---- Provided material

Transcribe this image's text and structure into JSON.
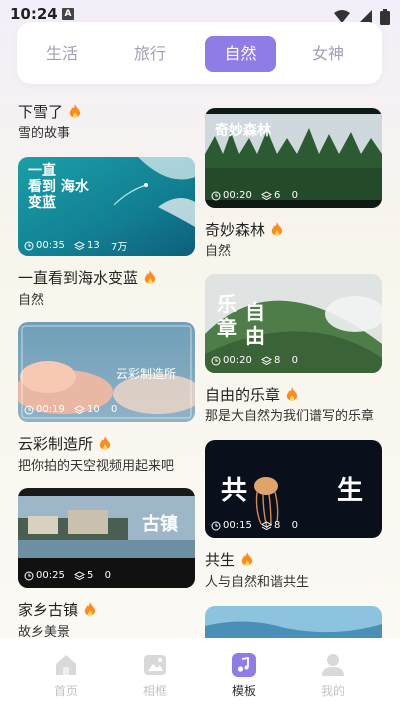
{
  "status": {
    "time": "10:24",
    "notification_glyph": "A"
  },
  "tabs": [
    {
      "label": "生活",
      "active": false
    },
    {
      "label": "旅行",
      "active": false
    },
    {
      "label": "自然",
      "active": true
    },
    {
      "label": "女神",
      "active": false
    }
  ],
  "colors": {
    "accent": "#8f7ce6",
    "fire": "#ff8a1e"
  },
  "left_column": [
    {
      "title": "下雪了",
      "subtitle": "雪的故事",
      "has_thumb": false
    },
    {
      "title": "一直看到海水变蓝",
      "subtitle": "自然",
      "duration": "00:35",
      "layers": "13",
      "count": "7万",
      "overlay": "一直\n看到 海水\n变蓝"
    },
    {
      "title": "云彩制造所",
      "subtitle": "把你拍的天空视频用起来吧",
      "duration": "00:19",
      "layers": "10",
      "count": "0",
      "overlay": "云彩制造所"
    },
    {
      "title": "家乡古镇",
      "subtitle": "故乡美景",
      "duration": "00:25",
      "layers": "5",
      "count": "0",
      "overlay": "古镇"
    }
  ],
  "right_column": [
    {
      "title": "奇妙森林",
      "subtitle": "自然",
      "duration": "00:20",
      "layers": "6",
      "count": "0",
      "overlay": "奇妙森林"
    },
    {
      "title": "自由的乐章",
      "subtitle": "那是大自然为我们谱写的乐章",
      "duration": "00:20",
      "layers": "8",
      "count": "0",
      "overlay1": "乐章",
      "overlay2": "自由"
    },
    {
      "title": "共生",
      "subtitle": "人与自然和谐共生",
      "duration": "00:15",
      "layers": "8",
      "count": "0",
      "overlay1": "共",
      "overlay2": "生"
    }
  ],
  "bottom_nav": [
    {
      "label": "首页",
      "icon": "home-icon",
      "active": false
    },
    {
      "label": "相框",
      "icon": "photo-frame-icon",
      "active": false
    },
    {
      "label": "模板",
      "icon": "music-note-icon",
      "active": true
    },
    {
      "label": "我的",
      "icon": "user-icon",
      "active": false
    }
  ]
}
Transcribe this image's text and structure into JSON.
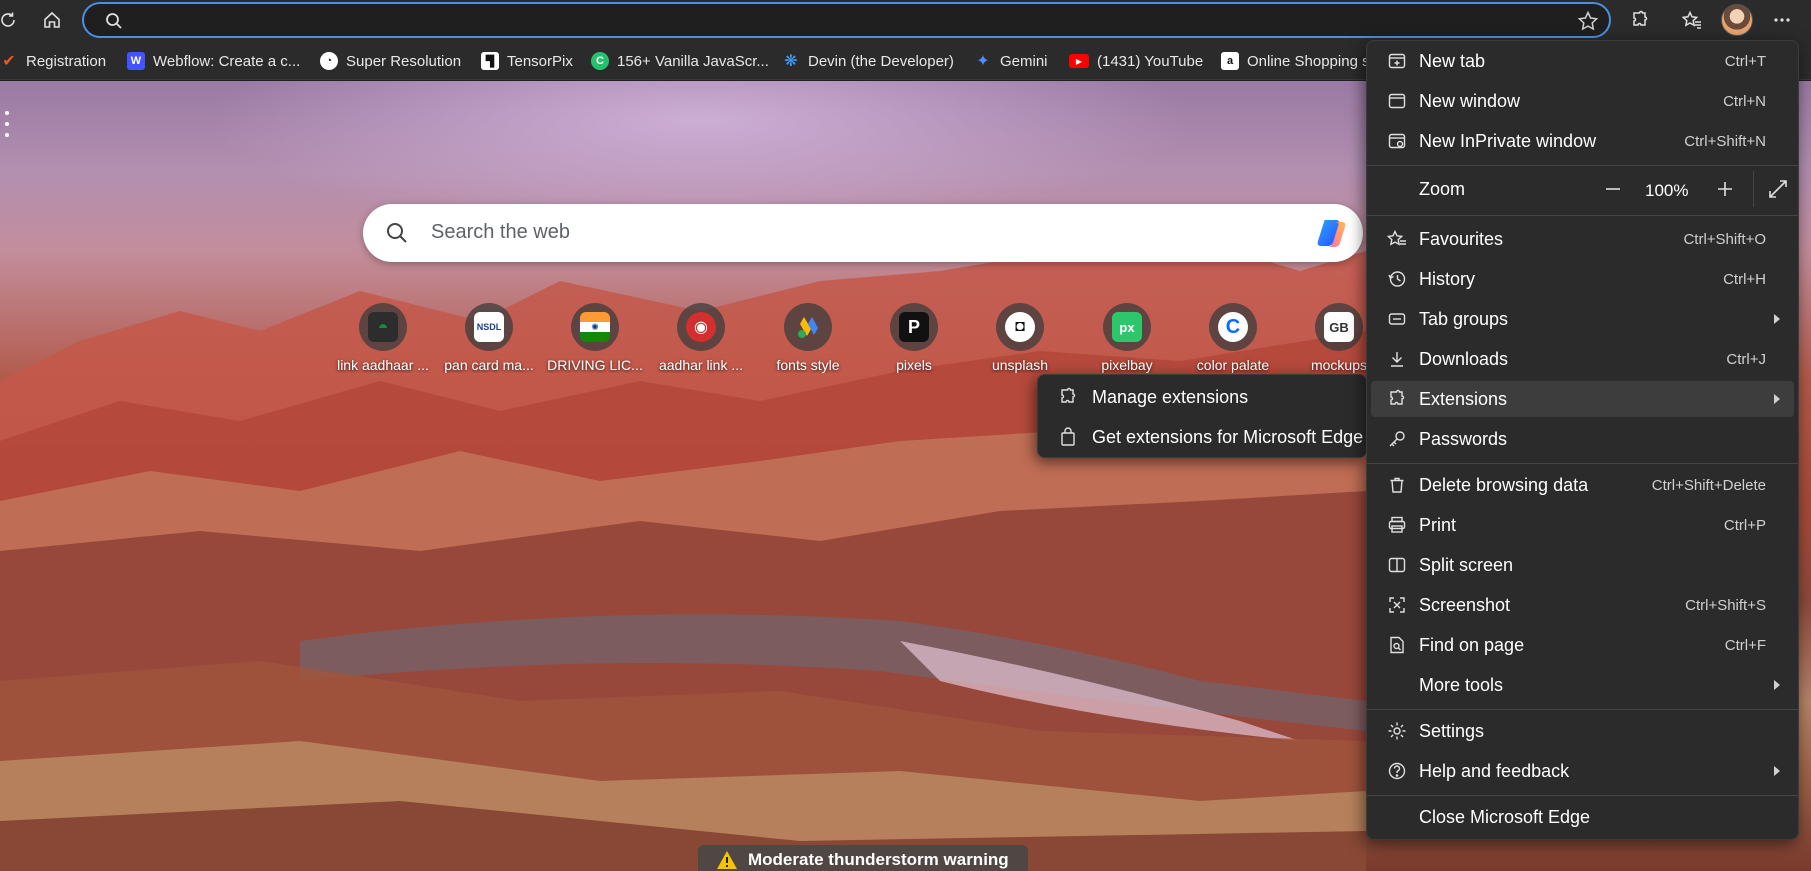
{
  "address_bar": {
    "value": "",
    "placeholder": ""
  },
  "bookmarks": [
    {
      "label": "Registration",
      "icon": "check-icon",
      "color": "#e8562a"
    },
    {
      "label": "Webflow: Create a c...",
      "icon": "webflow-icon",
      "color": "#4353ff"
    },
    {
      "label": "Super Resolution",
      "icon": "super-resolution-icon",
      "color": "#ffffff"
    },
    {
      "label": "TensorPix",
      "icon": "tensorpix-icon",
      "color": "#ffffff"
    },
    {
      "label": "156+ Vanilla JavaScr...",
      "icon": "vanilla-js-icon",
      "color": "#25c26e"
    },
    {
      "label": "Devin (the Developer)",
      "icon": "devin-icon",
      "color": "#3aa0ff"
    },
    {
      "label": "Gemini",
      "icon": "gemini-icon",
      "color": "#4f8cff"
    },
    {
      "label": "(1431) YouTube",
      "icon": "youtube-icon",
      "color": "#ff0000"
    },
    {
      "label": "Online Shopping s",
      "icon": "amazon-icon",
      "color": "#ffffff"
    }
  ],
  "search": {
    "placeholder": "Search the web"
  },
  "quick_links": [
    {
      "label": "link aadhaar ...",
      "icon": "aadhaar-icon",
      "color": "#1b8a3c"
    },
    {
      "label": "pan card ma...",
      "icon": "nsdl-icon",
      "color": "#ffffff",
      "text": "NSDL"
    },
    {
      "label": "DRIVING LIC...",
      "icon": "india-flag-icon",
      "color": "#ff9933"
    },
    {
      "label": "aadhar link ...",
      "icon": "aadhar-fingerprint-icon",
      "color": "#d32f2f"
    },
    {
      "label": "fonts style",
      "icon": "google-ads-icon",
      "color": "#fbbc04"
    },
    {
      "label": "pixels",
      "icon": "pexels-icon",
      "color": "#111111",
      "text": "P"
    },
    {
      "label": "unsplash",
      "icon": "unsplash-icon",
      "color": "#111111"
    },
    {
      "label": "pixelbay",
      "icon": "pixabay-icon",
      "color": "#2ec66d",
      "text": "px"
    },
    {
      "label": "color palate",
      "icon": "coolors-icon",
      "color": "#0a6cff",
      "text": "C"
    },
    {
      "label": "mockups",
      "icon": "gb-icon",
      "color": "#555555",
      "text": "GB"
    }
  ],
  "weather": {
    "label": "Moderate thunderstorm warning"
  },
  "menu": {
    "new_tab": {
      "label": "New tab",
      "shortcut": "Ctrl+T"
    },
    "new_window": {
      "label": "New window",
      "shortcut": "Ctrl+N"
    },
    "new_inprivate": {
      "label": "New InPrivate window",
      "shortcut": "Ctrl+Shift+N"
    },
    "zoom": {
      "label": "Zoom",
      "minus": "—",
      "value": "100%",
      "plus": "+"
    },
    "favourites": {
      "label": "Favourites",
      "shortcut": "Ctrl+Shift+O"
    },
    "history": {
      "label": "History",
      "shortcut": "Ctrl+H"
    },
    "tab_groups": {
      "label": "Tab groups"
    },
    "downloads": {
      "label": "Downloads",
      "shortcut": "Ctrl+J"
    },
    "extensions": {
      "label": "Extensions"
    },
    "passwords": {
      "label": "Passwords"
    },
    "delete_browsing": {
      "label": "Delete browsing data",
      "shortcut": "Ctrl+Shift+Delete"
    },
    "print": {
      "label": "Print",
      "shortcut": "Ctrl+P"
    },
    "split_screen": {
      "label": "Split screen"
    },
    "screenshot": {
      "label": "Screenshot",
      "shortcut": "Ctrl+Shift+S"
    },
    "find_on_page": {
      "label": "Find on page",
      "shortcut": "Ctrl+F"
    },
    "more_tools": {
      "label": "More tools"
    },
    "settings": {
      "label": "Settings"
    },
    "help": {
      "label": "Help and feedback"
    },
    "close_edge": {
      "label": "Close Microsoft Edge"
    }
  },
  "extensions_submenu": {
    "manage": {
      "label": "Manage extensions"
    },
    "get": {
      "label": "Get extensions for Microsoft Edge"
    }
  },
  "colors": {
    "accent": "#4a90e2",
    "menu_bg": "#2b2b2b",
    "active_item": "#3d3d3d"
  }
}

--------

> [What you need to do]: Print out the whole of the material word for word, without pictures.

> [Exercise output]:
Transcribe this image's text and structure into JSON.
{
  "status": {
    "time": "10:24",
    "notification_glyph": "A"
  },
  "tabs": [
    {
      "label": "生活",
      "active": false
    },
    {
      "label": "旅行",
      "active": false
    },
    {
      "label": "自然",
      "active": true
    },
    {
      "label": "女神",
      "active": false
    }
  ],
  "colors": {
    "accent": "#8f7ce6",
    "fire": "#ff8a1e"
  },
  "left_column": [
    {
      "title": "下雪了",
      "subtitle": "雪的故事",
      "has_thumb": false
    },
    {
      "title": "一直看到海水变蓝",
      "subtitle": "自然",
      "duration": "00:35",
      "layers": "13",
      "count": "7万",
      "overlay": "一直\n看到 海水\n变蓝"
    },
    {
      "title": "云彩制造所",
      "subtitle": "把你拍的天空视频用起来吧",
      "duration": "00:19",
      "layers": "10",
      "count": "0",
      "overlay": "云彩制造所"
    },
    {
      "title": "家乡古镇",
      "subtitle": "故乡美景",
      "duration": "00:25",
      "layers": "5",
      "count": "0",
      "overlay": "古镇"
    }
  ],
  "right_column": [
    {
      "title": "奇妙森林",
      "subtitle": "自然",
      "duration": "00:20",
      "layers": "6",
      "count": "0",
      "overlay": "奇妙森林"
    },
    {
      "title": "自由的乐章",
      "subtitle": "那是大自然为我们谱写的乐章",
      "duration": "00:20",
      "layers": "8",
      "count": "0",
      "overlay1": "乐章",
      "overlay2": "自由"
    },
    {
      "title": "共生",
      "subtitle": "人与自然和谐共生",
      "duration": "00:15",
      "layers": "8",
      "count": "0",
      "overlay1": "共",
      "overlay2": "生"
    }
  ],
  "bottom_nav": [
    {
      "label": "首页",
      "icon": "home-icon",
      "active": false
    },
    {
      "label": "相框",
      "icon": "photo-frame-icon",
      "active": false
    },
    {
      "label": "模板",
      "icon": "music-note-icon",
      "active": true
    },
    {
      "label": "我的",
      "icon": "user-icon",
      "active": false
    }
  ]
}
Transcribe this image's text and structure into JSON.
{
  "address_bar": {
    "value": "",
    "placeholder": ""
  },
  "bookmarks": [
    {
      "label": "Registration",
      "icon": "check-icon",
      "color": "#e8562a"
    },
    {
      "label": "Webflow: Create a c...",
      "icon": "webflow-icon",
      "color": "#4353ff"
    },
    {
      "label": "Super Resolution",
      "icon": "super-resolution-icon",
      "color": "#ffffff"
    },
    {
      "label": "TensorPix",
      "icon": "tensorpix-icon",
      "color": "#ffffff"
    },
    {
      "label": "156+ Vanilla JavaScr...",
      "icon": "vanilla-js-icon",
      "color": "#25c26e"
    },
    {
      "label": "Devin (the Developer)",
      "icon": "devin-icon",
      "color": "#3aa0ff"
    },
    {
      "label": "Gemini",
      "icon": "gemini-icon",
      "color": "#4f8cff"
    },
    {
      "label": "(1431) YouTube",
      "icon": "youtube-icon",
      "color": "#ff0000"
    },
    {
      "label": "Online Shopping s",
      "icon": "amazon-icon",
      "color": "#ffffff"
    }
  ],
  "search": {
    "placeholder": "Search the web"
  },
  "quick_links": [
    {
      "label": "link aadhaar ...",
      "icon": "aadhaar-icon",
      "color": "#1b8a3c"
    },
    {
      "label": "pan card ma...",
      "icon": "nsdl-icon",
      "color": "#ffffff",
      "text": "NSDL"
    },
    {
      "label": "DRIVING LIC...",
      "icon": "india-flag-icon",
      "color": "#ff9933"
    },
    {
      "label": "aadhar link ...",
      "icon": "aadhar-fingerprint-icon",
      "color": "#d32f2f"
    },
    {
      "label": "fonts style",
      "icon": "google-ads-icon",
      "color": "#fbbc04"
    },
    {
      "label": "pixels",
      "icon": "pexels-icon",
      "color": "#111111",
      "text": "P"
    },
    {
      "label": "unsplash",
      "icon": "unsplash-icon",
      "color": "#111111"
    },
    {
      "label": "pixelbay",
      "icon": "pixabay-icon",
      "color": "#2ec66d",
      "text": "px"
    },
    {
      "label": "color palate",
      "icon": "coolors-icon",
      "color": "#0a6cff",
      "text": "C"
    },
    {
      "label": "mockups",
      "icon": "gb-icon",
      "color": "#555555",
      "text": "GB"
    }
  ],
  "weather": {
    "label": "Moderate thunderstorm warning"
  },
  "menu": {
    "new_tab": {
      "label": "New tab",
      "shortcut": "Ctrl+T"
    },
    "new_window": {
      "label": "New window",
      "shortcut": "Ctrl+N"
    },
    "new_inprivate": {
      "label": "New InPrivate window",
      "shortcut": "Ctrl+Shift+N"
    },
    "zoom": {
      "label": "Zoom",
      "minus": "—",
      "value": "100%",
      "plus": "+"
    },
    "favourites": {
      "label": "Favourites",
      "shortcut": "Ctrl+Shift+O"
    },
    "history": {
      "label": "History",
      "shortcut": "Ctrl+H"
    },
    "tab_groups": {
      "label": "Tab groups"
    },
    "downloads": {
      "label": "Downloads",
      "shortcut": "Ctrl+J"
    },
    "extensions": {
      "label": "Extensions"
    },
    "passwords": {
      "label": "Passwords"
    },
    "delete_browsing": {
      "label": "Delete browsing data",
      "shortcut": "Ctrl+Shift+Delete"
    },
    "print": {
      "label": "Print",
      "shortcut": "Ctrl+P"
    },
    "split_screen": {
      "label": "Split screen"
    },
    "screenshot": {
      "label": "Screenshot",
      "shortcut": "Ctrl+Shift+S"
    },
    "find_on_page": {
      "label": "Find on page",
      "shortcut": "Ctrl+F"
    },
    "more_tools": {
      "label": "More tools"
    },
    "settings": {
      "label": "Settings"
    },
    "help": {
      "label": "Help and feedback"
    },
    "close_edge": {
      "label": "Close Microsoft Edge"
    }
  },
  "extensions_submenu": {
    "manage": {
      "label": "Manage extensions"
    },
    "get": {
      "label": "Get extensions for Microsoft Edge"
    }
  },
  "colors": {
    "accent": "#4a90e2",
    "menu_bg": "#2b2b2b",
    "active_item": "#3d3d3d"
  }
}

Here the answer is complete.